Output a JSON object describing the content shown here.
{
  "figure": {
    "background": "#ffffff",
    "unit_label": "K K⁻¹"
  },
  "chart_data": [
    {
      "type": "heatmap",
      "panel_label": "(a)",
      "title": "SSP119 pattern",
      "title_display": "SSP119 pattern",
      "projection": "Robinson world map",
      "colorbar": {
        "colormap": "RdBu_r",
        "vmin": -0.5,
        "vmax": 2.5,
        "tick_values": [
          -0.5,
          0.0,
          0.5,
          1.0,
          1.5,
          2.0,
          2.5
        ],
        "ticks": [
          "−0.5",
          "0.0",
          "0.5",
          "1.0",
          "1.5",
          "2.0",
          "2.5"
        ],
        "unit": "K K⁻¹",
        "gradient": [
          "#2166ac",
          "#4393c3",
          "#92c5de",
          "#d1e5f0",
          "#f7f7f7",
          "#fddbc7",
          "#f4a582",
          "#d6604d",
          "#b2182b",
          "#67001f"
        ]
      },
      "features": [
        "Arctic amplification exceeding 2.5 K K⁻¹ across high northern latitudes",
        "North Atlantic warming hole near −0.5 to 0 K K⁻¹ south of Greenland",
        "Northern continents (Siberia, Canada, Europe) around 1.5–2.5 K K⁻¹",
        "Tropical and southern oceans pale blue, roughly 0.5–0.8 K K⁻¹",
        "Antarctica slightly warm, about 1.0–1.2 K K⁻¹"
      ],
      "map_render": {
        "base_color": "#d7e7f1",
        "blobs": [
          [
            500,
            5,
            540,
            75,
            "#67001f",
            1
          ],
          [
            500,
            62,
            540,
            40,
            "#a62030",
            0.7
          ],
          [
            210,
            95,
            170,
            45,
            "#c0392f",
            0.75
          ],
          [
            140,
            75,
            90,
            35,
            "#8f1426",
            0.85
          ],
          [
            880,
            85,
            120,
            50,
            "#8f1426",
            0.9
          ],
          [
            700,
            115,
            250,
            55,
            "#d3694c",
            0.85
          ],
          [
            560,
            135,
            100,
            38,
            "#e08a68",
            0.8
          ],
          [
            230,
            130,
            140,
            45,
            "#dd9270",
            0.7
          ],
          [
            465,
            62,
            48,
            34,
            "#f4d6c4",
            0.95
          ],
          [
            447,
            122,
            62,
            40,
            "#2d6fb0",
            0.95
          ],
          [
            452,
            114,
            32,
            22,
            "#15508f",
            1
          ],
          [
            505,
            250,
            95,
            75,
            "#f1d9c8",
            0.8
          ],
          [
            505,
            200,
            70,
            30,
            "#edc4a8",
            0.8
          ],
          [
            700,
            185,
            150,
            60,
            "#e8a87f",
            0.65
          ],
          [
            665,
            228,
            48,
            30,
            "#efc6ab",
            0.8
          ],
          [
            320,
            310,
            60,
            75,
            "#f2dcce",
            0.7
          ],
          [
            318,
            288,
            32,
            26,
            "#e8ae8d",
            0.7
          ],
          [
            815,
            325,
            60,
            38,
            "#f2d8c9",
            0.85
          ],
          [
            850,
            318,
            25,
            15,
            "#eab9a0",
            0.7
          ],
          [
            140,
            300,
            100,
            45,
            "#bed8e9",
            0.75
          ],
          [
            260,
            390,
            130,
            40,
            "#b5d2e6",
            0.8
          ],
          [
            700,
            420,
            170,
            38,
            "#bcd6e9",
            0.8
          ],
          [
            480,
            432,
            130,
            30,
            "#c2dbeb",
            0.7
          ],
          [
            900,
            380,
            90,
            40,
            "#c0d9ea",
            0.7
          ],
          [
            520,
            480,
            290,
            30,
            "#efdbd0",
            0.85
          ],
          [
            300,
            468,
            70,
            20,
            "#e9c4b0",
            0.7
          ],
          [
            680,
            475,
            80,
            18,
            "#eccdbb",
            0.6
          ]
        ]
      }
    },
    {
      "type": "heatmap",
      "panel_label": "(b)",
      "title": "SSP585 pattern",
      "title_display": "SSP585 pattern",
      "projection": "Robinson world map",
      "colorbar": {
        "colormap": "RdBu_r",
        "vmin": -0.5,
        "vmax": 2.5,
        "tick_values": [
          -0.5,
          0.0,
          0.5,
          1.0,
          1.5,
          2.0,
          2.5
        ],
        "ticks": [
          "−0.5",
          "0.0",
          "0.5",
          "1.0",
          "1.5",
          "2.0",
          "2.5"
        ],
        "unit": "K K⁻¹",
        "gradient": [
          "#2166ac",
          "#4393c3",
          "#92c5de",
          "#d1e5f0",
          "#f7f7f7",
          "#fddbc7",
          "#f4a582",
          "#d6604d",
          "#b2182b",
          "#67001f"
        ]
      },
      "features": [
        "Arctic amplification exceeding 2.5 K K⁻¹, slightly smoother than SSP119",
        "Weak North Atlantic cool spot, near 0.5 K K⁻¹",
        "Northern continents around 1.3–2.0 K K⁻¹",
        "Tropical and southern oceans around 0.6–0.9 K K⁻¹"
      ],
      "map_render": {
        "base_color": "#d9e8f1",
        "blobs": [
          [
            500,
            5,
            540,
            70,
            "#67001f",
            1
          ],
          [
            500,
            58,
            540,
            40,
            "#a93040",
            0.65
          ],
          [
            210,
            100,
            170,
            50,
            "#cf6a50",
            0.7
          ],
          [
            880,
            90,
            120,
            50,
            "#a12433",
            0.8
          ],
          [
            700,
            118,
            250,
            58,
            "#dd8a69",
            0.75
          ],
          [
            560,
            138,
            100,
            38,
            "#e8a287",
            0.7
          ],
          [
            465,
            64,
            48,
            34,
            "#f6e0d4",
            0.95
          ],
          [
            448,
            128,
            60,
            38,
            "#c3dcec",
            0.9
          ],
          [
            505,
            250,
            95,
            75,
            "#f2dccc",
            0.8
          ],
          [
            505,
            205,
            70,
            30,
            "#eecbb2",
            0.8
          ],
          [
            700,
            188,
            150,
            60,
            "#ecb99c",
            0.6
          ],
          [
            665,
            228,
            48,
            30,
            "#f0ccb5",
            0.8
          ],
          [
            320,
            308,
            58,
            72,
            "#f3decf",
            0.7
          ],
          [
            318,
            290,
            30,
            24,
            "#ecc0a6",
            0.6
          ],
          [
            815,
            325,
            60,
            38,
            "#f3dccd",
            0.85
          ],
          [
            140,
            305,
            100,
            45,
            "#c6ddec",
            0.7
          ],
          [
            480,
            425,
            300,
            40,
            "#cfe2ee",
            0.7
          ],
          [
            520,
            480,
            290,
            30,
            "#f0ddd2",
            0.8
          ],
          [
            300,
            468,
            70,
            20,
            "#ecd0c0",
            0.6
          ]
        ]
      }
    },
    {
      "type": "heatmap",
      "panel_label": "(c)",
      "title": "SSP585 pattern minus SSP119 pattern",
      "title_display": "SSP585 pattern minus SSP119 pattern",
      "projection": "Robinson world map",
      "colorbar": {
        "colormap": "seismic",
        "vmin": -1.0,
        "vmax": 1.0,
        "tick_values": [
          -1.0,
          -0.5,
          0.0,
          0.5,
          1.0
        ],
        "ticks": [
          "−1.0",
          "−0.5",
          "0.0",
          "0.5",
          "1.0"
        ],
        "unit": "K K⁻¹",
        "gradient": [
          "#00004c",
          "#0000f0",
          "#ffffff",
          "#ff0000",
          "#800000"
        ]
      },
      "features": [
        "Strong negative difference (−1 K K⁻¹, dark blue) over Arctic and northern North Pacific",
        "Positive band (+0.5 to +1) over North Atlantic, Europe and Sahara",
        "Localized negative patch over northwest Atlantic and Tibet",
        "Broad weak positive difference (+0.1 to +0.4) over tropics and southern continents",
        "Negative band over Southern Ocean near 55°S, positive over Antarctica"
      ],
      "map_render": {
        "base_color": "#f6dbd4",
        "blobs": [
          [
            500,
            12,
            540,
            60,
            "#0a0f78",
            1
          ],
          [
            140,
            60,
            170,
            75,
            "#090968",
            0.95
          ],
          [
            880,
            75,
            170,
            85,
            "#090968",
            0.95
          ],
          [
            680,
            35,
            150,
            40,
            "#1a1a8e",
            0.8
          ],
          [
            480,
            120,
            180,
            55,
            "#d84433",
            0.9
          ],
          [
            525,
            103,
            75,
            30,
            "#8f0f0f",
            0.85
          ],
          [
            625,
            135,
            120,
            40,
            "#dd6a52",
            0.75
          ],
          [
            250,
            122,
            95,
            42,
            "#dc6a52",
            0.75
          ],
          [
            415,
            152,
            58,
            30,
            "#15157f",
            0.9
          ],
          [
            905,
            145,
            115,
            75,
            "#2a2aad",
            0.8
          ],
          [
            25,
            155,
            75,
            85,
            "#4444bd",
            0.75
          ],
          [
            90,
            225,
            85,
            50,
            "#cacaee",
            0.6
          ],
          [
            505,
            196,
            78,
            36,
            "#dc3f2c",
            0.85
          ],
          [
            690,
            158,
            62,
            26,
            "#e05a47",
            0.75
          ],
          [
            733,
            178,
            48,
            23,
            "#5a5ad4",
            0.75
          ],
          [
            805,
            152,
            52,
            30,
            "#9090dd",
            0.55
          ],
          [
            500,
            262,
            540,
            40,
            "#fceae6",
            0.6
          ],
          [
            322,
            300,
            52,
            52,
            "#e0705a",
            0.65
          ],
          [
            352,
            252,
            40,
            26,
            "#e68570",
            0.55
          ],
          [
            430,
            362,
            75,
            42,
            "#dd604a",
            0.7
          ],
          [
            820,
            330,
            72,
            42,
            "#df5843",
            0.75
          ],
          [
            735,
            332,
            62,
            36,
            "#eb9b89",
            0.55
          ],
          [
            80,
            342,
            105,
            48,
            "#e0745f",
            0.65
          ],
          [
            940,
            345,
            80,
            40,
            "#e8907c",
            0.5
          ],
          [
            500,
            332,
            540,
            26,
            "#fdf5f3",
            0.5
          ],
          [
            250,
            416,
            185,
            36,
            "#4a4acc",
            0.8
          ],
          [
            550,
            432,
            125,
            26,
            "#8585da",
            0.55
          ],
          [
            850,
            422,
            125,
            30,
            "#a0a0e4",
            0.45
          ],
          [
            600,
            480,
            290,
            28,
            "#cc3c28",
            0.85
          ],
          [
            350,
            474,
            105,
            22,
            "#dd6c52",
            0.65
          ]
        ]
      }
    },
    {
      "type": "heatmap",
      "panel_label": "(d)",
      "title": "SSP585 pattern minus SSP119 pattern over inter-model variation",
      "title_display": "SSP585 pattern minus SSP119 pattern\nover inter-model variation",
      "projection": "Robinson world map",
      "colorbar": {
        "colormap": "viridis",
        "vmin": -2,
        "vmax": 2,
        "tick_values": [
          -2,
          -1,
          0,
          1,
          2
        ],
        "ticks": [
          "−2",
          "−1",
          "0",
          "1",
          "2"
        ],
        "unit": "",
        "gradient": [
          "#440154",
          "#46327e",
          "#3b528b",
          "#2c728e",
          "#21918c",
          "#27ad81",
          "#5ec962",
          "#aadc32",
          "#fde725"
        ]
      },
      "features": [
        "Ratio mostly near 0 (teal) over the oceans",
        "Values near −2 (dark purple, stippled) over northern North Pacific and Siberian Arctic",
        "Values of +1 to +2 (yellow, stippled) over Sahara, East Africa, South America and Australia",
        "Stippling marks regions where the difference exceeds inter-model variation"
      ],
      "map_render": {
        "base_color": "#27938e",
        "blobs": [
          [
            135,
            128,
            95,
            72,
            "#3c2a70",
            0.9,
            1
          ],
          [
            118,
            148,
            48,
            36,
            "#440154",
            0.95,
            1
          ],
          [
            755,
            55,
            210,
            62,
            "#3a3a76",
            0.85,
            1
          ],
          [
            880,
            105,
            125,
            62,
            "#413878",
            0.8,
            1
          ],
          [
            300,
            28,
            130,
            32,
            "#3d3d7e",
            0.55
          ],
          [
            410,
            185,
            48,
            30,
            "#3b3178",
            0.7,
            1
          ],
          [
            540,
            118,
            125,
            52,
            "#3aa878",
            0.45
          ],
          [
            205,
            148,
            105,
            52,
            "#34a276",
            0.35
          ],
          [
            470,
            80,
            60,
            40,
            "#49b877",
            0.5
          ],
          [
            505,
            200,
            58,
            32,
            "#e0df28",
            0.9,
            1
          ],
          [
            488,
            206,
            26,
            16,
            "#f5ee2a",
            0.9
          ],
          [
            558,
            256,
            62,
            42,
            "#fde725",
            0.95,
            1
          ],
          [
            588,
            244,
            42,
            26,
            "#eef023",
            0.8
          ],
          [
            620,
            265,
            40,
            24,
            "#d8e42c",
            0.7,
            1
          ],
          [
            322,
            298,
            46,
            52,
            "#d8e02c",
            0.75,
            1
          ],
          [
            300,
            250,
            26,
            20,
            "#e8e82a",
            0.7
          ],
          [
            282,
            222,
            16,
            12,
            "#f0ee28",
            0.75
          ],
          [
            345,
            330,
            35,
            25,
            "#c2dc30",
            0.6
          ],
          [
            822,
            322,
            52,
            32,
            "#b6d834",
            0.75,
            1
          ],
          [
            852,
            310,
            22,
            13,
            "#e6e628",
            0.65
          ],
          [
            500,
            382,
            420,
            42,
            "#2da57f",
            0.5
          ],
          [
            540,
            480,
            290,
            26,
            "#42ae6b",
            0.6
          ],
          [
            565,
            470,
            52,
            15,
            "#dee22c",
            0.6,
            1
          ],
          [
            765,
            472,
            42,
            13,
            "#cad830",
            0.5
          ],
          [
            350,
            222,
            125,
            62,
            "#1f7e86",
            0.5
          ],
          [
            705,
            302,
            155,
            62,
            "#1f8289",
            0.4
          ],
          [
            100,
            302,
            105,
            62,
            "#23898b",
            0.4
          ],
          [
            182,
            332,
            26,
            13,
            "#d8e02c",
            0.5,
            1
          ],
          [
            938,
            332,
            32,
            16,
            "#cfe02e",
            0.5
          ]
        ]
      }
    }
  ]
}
---
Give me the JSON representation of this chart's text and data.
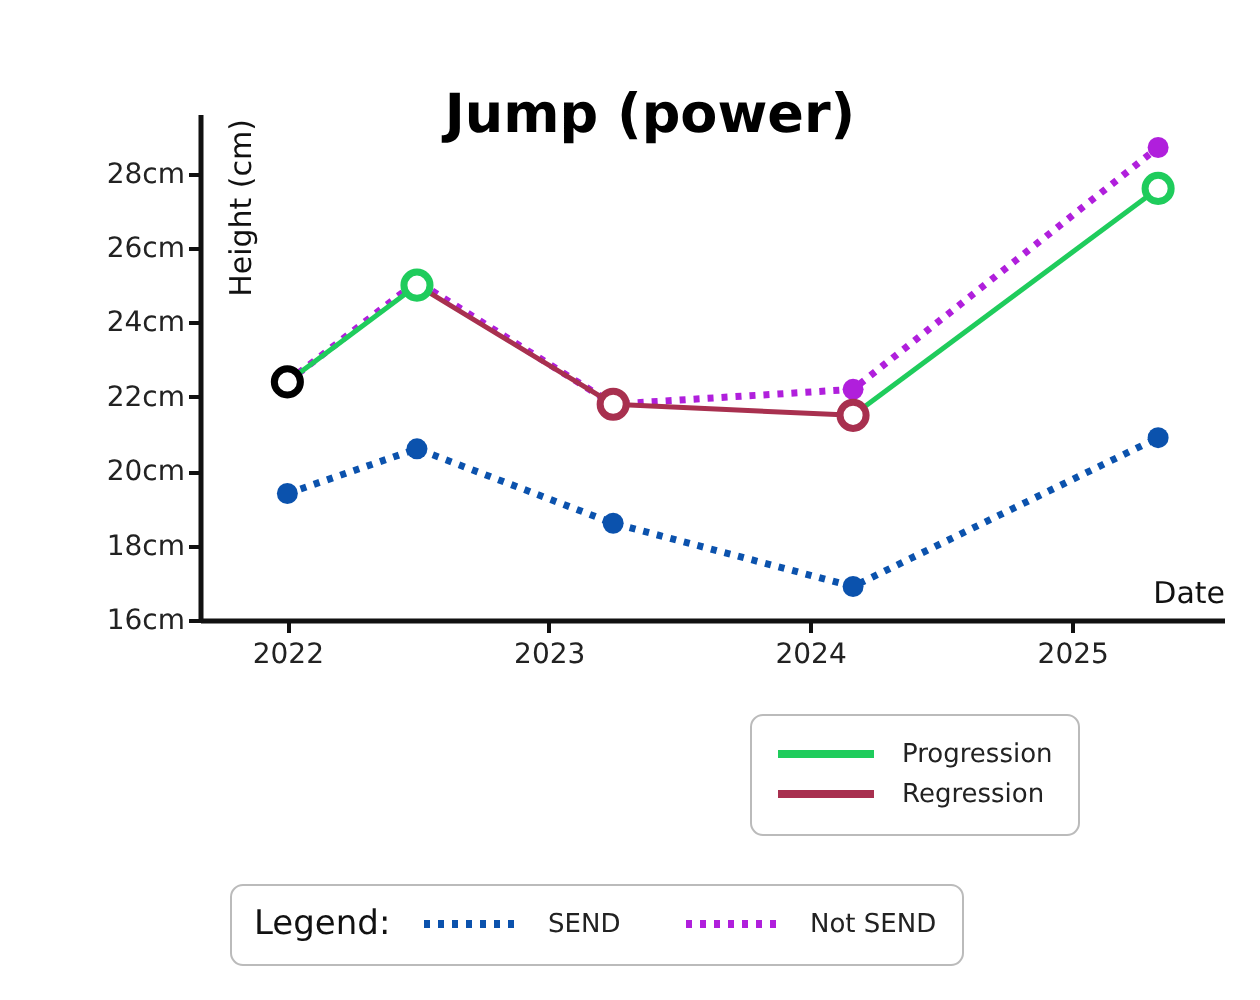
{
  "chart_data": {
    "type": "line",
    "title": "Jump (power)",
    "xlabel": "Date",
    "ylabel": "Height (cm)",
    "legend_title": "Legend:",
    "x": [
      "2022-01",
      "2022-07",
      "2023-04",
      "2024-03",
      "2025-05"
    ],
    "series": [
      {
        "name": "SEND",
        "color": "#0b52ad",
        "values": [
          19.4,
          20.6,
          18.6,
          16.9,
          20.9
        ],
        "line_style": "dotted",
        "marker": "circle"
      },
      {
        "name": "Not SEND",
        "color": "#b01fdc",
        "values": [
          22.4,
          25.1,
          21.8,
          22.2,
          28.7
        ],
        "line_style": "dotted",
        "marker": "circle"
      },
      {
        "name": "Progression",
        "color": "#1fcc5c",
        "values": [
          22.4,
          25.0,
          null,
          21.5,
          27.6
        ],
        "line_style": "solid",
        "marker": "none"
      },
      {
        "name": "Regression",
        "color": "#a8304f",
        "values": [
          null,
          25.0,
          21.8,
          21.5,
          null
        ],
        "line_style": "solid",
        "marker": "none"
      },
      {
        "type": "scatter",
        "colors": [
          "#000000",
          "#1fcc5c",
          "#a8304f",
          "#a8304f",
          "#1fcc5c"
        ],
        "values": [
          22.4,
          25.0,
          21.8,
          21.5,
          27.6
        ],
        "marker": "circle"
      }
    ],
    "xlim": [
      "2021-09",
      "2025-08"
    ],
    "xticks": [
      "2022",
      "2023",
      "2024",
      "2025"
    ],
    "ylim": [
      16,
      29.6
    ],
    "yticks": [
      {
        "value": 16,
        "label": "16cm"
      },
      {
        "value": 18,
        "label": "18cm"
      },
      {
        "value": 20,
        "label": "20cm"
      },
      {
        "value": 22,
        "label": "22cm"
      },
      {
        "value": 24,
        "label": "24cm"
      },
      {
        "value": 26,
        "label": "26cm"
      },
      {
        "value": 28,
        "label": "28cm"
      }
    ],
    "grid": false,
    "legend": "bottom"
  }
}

▸ **What the task asks**
Check each line of the records for the word "minus", and show the lines that contain it.

▸ **Result for this exercise**
      "title": "SSP585 pattern minus SSP119 pattern",
      "title_display": "SSP585 pattern minus SSP119 pattern",
      "title": "SSP585 pattern minus SSP119 pattern over inter-model variation",
      "title_display": "SSP585 pattern minus SSP119 pattern\nover inter-model variation",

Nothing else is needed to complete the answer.